[begin TASK INPUT]
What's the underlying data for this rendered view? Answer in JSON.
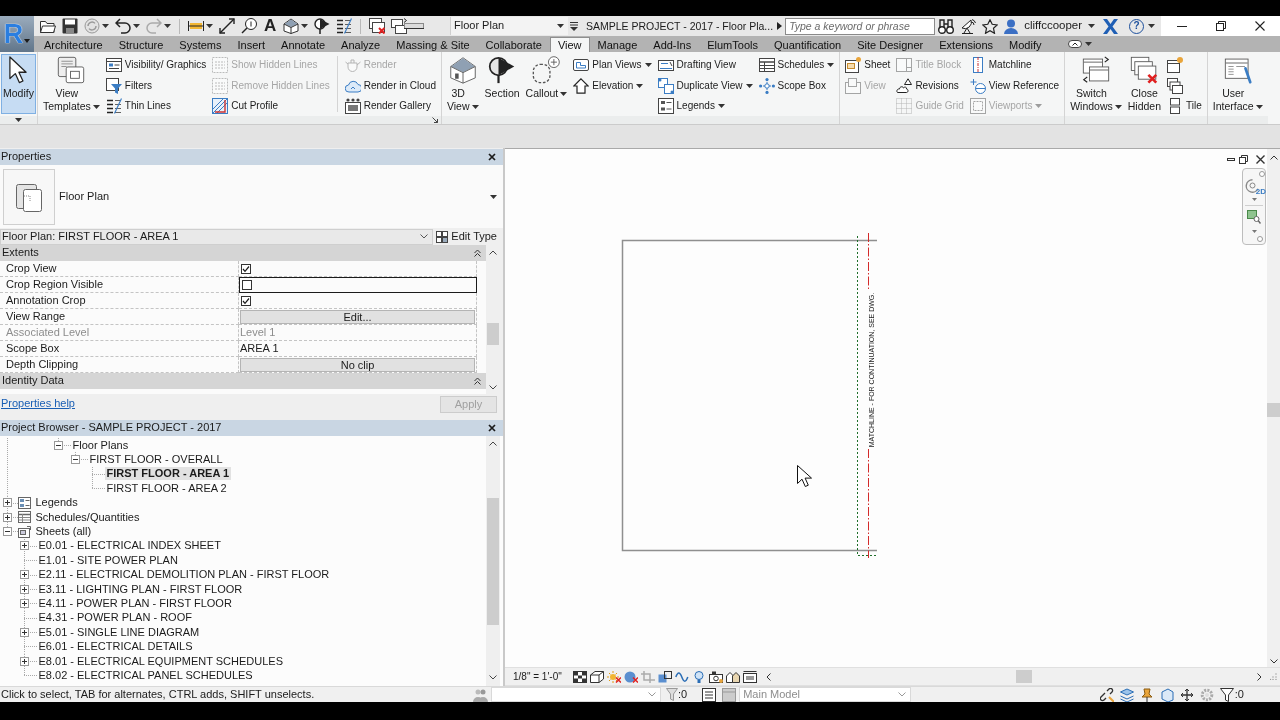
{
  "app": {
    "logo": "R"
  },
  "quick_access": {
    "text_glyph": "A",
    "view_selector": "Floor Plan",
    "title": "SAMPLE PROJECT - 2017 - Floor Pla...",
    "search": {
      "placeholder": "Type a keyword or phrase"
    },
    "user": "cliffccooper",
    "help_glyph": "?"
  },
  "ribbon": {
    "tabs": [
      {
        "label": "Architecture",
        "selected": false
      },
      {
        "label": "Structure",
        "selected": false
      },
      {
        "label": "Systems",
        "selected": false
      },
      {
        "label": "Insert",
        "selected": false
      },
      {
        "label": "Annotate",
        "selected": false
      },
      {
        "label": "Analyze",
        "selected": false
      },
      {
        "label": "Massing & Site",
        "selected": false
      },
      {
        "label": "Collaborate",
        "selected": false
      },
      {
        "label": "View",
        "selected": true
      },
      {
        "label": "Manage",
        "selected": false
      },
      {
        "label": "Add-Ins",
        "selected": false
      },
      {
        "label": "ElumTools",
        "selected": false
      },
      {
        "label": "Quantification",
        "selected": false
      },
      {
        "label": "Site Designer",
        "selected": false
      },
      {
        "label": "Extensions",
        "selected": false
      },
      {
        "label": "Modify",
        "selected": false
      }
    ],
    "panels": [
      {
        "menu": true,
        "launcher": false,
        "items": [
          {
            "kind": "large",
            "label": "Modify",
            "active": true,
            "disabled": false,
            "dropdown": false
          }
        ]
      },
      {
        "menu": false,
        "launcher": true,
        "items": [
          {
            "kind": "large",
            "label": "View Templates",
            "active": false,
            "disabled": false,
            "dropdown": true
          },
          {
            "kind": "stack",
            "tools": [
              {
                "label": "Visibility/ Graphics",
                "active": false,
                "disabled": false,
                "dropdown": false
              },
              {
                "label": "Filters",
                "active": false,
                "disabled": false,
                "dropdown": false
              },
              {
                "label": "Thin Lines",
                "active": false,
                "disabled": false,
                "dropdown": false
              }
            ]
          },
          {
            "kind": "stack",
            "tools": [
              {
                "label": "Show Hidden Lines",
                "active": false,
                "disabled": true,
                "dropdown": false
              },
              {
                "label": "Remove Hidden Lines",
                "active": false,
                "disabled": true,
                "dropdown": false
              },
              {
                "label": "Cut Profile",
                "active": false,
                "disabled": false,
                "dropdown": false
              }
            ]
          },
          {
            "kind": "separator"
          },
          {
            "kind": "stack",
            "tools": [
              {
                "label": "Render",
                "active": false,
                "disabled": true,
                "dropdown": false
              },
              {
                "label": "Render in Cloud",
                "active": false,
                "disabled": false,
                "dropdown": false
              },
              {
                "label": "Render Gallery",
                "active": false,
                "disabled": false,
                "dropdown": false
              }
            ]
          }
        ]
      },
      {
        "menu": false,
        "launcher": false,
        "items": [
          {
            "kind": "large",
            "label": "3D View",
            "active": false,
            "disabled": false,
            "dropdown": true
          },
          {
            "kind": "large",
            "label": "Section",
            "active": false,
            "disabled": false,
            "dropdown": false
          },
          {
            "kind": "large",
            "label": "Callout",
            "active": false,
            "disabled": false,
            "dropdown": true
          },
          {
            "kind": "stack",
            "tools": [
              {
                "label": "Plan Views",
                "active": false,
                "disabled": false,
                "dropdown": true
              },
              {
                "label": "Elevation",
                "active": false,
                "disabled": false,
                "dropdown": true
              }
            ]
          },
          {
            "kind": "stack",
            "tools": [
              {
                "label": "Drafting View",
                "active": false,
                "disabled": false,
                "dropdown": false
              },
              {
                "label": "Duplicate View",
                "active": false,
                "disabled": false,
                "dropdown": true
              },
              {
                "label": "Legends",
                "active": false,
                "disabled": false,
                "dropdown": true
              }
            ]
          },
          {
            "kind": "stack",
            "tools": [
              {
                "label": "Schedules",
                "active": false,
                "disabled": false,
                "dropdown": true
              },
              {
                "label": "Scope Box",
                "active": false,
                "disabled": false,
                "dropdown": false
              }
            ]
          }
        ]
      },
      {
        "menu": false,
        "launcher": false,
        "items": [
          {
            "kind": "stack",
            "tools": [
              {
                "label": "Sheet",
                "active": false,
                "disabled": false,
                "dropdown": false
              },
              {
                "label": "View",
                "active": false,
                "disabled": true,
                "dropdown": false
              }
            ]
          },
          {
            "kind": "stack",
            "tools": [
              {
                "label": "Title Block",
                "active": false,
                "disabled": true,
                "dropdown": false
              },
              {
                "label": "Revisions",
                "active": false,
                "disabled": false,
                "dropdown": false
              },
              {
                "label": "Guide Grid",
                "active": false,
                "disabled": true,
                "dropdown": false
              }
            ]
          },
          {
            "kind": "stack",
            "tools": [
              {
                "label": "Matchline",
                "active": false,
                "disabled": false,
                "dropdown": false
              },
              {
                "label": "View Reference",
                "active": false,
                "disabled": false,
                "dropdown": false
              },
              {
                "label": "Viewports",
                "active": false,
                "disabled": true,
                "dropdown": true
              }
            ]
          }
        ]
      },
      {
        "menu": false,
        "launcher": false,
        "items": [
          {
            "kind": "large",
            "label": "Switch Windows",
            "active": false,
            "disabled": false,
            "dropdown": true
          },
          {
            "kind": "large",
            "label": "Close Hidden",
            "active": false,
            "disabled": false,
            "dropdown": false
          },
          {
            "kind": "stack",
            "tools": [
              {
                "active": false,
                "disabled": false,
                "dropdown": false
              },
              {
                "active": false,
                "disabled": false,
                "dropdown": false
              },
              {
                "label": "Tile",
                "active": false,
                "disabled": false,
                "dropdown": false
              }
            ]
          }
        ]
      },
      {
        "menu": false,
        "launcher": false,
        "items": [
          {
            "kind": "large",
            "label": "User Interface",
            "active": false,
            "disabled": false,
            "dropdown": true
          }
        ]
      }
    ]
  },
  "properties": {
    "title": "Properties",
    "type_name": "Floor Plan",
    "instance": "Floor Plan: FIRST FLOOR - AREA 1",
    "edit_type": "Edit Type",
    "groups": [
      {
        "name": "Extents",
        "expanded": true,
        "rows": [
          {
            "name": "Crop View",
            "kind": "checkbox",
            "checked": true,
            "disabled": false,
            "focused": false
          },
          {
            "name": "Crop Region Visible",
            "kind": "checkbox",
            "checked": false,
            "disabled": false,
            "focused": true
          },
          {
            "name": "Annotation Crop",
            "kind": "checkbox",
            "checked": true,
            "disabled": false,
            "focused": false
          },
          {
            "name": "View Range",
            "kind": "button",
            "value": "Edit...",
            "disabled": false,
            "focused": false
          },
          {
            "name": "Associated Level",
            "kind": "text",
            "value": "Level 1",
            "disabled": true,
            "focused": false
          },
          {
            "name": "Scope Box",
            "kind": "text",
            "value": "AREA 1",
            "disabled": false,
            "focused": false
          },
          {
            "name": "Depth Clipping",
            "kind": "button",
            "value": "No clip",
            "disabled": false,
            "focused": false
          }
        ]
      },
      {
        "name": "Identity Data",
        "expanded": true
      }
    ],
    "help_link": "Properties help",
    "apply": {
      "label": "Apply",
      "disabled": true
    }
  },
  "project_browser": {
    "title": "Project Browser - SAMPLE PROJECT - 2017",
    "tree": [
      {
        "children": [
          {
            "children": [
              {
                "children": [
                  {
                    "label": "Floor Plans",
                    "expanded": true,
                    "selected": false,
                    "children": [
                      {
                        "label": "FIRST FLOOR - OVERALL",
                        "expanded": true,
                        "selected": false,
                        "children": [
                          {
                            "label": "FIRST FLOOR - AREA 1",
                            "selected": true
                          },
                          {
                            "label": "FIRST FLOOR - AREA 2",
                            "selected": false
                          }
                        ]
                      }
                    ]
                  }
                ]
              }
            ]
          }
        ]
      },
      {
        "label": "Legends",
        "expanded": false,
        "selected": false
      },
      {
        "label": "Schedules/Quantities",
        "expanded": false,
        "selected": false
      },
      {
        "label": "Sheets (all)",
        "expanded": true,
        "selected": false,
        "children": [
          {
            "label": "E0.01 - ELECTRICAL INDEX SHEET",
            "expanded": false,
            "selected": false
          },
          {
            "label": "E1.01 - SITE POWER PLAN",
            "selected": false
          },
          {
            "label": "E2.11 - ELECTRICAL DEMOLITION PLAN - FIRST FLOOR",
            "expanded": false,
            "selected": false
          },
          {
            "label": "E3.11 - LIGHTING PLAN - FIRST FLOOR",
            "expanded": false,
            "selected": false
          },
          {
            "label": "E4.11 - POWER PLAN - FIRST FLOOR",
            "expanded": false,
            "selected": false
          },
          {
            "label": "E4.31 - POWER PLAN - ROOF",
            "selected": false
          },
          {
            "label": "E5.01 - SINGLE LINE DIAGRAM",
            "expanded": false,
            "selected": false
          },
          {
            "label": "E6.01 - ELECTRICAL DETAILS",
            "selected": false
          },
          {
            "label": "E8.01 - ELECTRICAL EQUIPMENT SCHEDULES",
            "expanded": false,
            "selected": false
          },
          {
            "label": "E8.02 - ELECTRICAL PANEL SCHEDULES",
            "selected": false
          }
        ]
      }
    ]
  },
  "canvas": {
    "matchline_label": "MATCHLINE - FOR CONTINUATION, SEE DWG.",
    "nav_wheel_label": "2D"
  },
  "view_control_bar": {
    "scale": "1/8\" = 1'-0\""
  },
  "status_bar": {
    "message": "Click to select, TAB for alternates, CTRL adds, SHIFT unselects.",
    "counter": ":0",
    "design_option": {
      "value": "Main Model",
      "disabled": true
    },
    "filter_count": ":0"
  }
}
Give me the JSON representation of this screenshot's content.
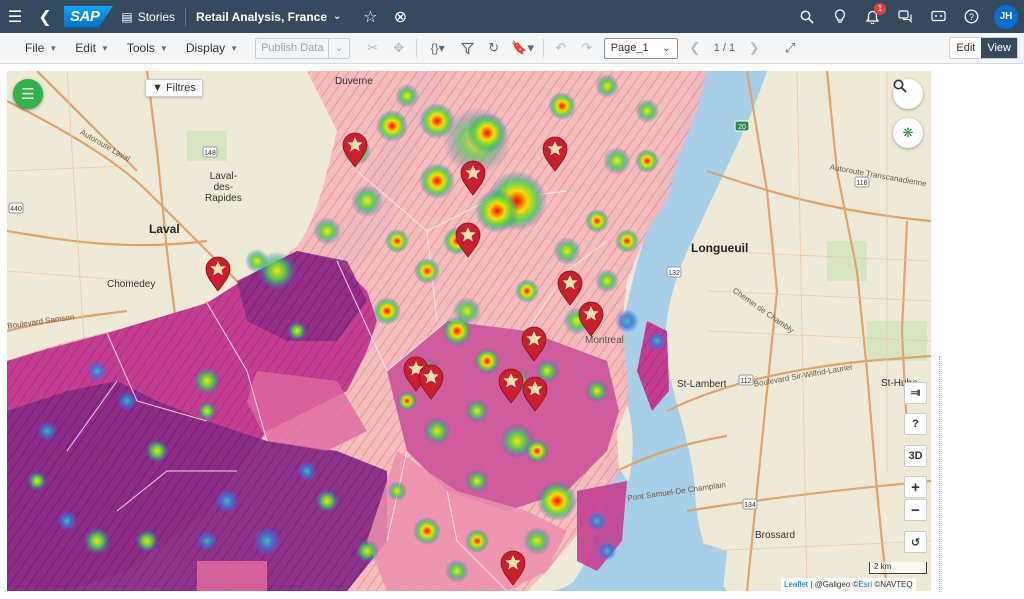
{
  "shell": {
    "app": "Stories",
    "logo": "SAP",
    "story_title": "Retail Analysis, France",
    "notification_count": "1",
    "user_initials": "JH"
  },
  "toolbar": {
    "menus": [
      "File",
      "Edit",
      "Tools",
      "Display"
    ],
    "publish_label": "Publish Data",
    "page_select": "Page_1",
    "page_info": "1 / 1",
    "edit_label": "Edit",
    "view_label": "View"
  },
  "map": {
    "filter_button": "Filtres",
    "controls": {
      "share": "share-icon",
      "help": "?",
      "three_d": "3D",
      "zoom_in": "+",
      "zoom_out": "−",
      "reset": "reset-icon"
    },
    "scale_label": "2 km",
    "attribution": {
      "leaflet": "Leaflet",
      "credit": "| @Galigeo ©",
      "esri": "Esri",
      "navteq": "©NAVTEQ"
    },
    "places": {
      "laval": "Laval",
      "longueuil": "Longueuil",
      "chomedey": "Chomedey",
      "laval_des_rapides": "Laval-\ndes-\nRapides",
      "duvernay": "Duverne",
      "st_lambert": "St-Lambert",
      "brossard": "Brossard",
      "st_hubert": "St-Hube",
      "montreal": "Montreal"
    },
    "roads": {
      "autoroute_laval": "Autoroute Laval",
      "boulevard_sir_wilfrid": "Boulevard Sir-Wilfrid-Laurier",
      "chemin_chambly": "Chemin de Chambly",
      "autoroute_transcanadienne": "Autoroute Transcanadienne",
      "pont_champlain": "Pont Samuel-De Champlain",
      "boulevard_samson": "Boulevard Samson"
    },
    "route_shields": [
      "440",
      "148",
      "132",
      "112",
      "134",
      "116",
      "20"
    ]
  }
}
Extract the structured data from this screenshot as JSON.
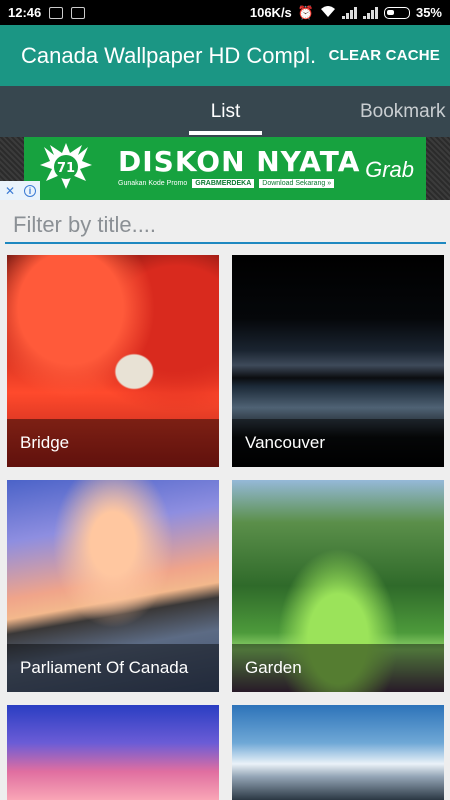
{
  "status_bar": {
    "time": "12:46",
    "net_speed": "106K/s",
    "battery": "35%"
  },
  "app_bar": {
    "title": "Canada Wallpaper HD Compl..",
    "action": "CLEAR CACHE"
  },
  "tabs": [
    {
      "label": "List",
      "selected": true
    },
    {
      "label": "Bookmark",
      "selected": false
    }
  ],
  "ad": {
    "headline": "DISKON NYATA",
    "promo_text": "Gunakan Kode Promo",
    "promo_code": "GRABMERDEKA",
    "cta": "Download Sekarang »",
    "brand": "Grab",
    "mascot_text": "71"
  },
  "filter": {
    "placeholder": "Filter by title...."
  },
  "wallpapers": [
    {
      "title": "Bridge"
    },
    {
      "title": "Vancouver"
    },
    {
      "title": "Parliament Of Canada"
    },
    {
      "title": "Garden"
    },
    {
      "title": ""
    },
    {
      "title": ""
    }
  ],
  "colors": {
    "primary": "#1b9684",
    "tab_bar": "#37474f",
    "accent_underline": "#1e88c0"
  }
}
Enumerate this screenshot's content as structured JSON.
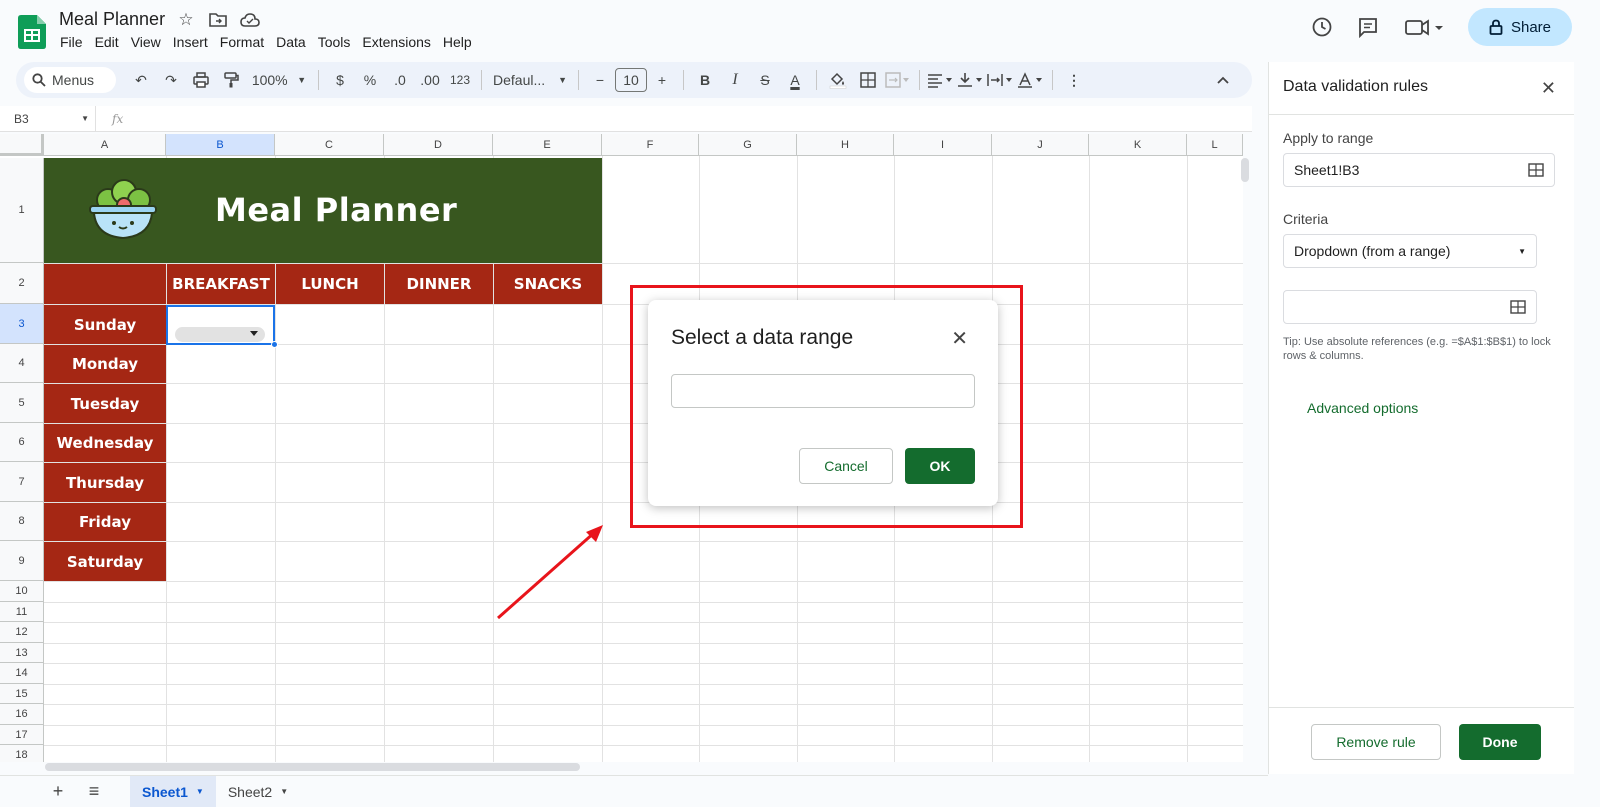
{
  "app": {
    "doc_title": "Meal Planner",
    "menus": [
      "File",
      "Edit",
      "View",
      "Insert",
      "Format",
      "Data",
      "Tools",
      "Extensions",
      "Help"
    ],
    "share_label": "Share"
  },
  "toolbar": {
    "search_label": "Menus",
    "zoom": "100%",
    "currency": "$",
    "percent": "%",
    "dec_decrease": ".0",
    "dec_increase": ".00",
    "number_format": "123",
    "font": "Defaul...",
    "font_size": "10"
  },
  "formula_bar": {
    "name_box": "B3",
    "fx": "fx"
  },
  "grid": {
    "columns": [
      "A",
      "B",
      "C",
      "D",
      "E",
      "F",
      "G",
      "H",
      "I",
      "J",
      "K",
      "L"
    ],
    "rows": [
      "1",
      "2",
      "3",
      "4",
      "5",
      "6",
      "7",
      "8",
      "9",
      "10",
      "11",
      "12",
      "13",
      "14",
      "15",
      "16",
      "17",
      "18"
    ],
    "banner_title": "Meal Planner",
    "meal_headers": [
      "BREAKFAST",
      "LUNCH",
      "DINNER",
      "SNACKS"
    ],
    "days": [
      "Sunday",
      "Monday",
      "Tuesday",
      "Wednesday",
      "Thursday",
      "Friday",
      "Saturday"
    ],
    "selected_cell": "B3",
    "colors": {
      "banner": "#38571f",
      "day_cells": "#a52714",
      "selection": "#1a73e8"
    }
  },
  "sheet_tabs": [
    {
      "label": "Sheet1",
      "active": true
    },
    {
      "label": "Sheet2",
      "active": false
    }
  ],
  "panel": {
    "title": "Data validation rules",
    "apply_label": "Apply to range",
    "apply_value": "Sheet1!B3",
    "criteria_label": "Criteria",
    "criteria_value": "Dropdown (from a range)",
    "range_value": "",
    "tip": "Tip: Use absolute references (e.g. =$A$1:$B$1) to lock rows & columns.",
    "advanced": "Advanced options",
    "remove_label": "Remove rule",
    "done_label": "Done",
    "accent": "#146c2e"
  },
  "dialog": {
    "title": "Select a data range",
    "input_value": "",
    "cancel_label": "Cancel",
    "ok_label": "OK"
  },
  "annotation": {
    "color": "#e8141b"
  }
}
[end TASK INPUT]
## WHAT TO WORK ON
Which lines contain "Boulevard"? Copy each of them.

## RIGHT ANSWER
      "boulevard_sir_wilfrid": "Boulevard Sir-Wilfrid-Laurier",
      "boulevard_samson": "Boulevard Samson"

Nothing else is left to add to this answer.